Provided data
=== Begin Enclosure ===

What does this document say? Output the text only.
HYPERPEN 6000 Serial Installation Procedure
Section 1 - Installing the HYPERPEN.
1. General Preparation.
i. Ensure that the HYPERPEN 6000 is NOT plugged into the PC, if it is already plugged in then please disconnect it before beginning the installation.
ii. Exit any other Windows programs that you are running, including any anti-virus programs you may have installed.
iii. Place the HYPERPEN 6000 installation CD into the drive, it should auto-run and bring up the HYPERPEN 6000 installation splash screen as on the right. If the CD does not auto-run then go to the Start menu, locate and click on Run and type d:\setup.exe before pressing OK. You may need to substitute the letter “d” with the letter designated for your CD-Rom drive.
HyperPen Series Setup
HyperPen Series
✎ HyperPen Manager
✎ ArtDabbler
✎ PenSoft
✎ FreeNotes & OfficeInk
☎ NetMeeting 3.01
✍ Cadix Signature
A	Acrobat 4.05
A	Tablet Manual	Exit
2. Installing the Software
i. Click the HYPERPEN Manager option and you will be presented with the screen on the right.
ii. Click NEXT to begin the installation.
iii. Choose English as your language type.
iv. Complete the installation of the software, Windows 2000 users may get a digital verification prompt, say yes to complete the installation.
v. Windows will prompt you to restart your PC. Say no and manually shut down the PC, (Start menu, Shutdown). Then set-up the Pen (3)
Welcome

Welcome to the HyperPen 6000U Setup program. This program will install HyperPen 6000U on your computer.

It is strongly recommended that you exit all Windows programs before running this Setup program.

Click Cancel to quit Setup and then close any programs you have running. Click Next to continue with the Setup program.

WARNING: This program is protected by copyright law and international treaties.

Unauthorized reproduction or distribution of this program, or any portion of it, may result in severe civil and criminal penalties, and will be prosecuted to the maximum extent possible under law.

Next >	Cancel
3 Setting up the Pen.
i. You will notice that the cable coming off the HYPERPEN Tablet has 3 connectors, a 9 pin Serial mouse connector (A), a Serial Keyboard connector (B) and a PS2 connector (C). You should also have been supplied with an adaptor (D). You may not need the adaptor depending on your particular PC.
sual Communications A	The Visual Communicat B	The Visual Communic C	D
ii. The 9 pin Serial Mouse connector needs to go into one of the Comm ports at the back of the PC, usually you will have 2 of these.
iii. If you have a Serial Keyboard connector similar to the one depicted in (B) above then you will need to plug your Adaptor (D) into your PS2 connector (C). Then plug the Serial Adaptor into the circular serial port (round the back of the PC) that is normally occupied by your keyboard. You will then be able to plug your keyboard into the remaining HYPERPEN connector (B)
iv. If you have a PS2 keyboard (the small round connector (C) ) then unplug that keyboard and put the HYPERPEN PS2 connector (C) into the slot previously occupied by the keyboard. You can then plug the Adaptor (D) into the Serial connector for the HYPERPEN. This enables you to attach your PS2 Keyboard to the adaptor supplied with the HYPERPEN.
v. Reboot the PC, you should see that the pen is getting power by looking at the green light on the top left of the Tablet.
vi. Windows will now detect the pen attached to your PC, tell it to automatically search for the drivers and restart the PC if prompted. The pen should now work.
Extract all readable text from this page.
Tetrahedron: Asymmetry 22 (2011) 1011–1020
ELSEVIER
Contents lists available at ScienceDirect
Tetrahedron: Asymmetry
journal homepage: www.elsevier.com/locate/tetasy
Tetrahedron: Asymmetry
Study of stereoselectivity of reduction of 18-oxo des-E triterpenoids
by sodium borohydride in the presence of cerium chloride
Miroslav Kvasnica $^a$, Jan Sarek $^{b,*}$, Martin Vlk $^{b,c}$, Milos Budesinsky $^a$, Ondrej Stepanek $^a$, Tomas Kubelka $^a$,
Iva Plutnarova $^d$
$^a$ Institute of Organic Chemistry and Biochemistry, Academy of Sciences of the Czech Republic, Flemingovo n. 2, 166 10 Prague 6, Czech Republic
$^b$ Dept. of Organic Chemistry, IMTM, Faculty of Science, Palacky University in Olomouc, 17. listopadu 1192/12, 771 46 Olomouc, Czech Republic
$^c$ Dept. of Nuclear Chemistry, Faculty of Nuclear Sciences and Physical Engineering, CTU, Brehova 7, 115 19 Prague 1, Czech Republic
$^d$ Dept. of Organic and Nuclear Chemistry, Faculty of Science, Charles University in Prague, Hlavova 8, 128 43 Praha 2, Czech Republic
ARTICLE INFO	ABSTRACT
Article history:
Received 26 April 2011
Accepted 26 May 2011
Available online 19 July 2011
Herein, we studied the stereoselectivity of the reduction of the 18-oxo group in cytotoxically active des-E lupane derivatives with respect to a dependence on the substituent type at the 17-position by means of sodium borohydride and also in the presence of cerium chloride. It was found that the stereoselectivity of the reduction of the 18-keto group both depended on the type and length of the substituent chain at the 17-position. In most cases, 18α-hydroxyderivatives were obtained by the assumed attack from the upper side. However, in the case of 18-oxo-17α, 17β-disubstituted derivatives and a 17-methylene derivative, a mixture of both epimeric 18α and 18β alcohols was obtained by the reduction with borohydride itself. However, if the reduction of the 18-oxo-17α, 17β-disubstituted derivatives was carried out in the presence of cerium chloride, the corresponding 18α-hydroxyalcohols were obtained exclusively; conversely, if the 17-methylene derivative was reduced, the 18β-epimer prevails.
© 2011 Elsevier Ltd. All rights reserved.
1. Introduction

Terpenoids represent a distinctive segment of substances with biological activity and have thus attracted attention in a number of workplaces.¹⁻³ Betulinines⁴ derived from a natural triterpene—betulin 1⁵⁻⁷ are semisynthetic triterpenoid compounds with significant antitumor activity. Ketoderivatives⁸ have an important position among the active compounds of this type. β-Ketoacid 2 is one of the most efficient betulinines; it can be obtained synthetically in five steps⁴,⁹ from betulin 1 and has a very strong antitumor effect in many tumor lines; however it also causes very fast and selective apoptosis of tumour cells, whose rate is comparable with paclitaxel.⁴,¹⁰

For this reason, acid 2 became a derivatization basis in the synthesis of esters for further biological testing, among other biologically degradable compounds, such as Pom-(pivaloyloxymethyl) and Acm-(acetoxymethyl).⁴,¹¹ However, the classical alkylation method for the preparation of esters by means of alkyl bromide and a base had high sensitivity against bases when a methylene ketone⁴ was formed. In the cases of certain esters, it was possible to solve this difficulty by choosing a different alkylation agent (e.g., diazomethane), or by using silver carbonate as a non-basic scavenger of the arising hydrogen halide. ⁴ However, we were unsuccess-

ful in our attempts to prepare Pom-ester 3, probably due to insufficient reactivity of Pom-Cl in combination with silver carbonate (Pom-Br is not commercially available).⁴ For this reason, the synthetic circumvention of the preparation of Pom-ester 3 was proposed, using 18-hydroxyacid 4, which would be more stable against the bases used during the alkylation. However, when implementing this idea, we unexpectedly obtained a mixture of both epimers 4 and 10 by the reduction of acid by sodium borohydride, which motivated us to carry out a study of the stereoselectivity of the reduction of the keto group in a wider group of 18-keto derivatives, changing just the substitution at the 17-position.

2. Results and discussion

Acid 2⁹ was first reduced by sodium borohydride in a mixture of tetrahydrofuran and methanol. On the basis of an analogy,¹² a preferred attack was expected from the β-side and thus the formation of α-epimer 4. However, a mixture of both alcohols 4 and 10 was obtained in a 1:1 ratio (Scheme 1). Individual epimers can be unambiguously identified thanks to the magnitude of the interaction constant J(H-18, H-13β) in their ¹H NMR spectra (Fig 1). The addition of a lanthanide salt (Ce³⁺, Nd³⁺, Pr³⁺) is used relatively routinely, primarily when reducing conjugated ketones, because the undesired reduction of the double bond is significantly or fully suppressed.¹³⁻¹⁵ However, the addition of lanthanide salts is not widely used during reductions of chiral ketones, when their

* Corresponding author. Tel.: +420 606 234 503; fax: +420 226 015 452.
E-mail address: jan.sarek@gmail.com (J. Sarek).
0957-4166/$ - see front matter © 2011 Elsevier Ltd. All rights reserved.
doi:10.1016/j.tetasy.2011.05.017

=== End Enclosure ===

Description of the task
Count up the lines of the data that include "Installing". Reply with a number only.

Reply
2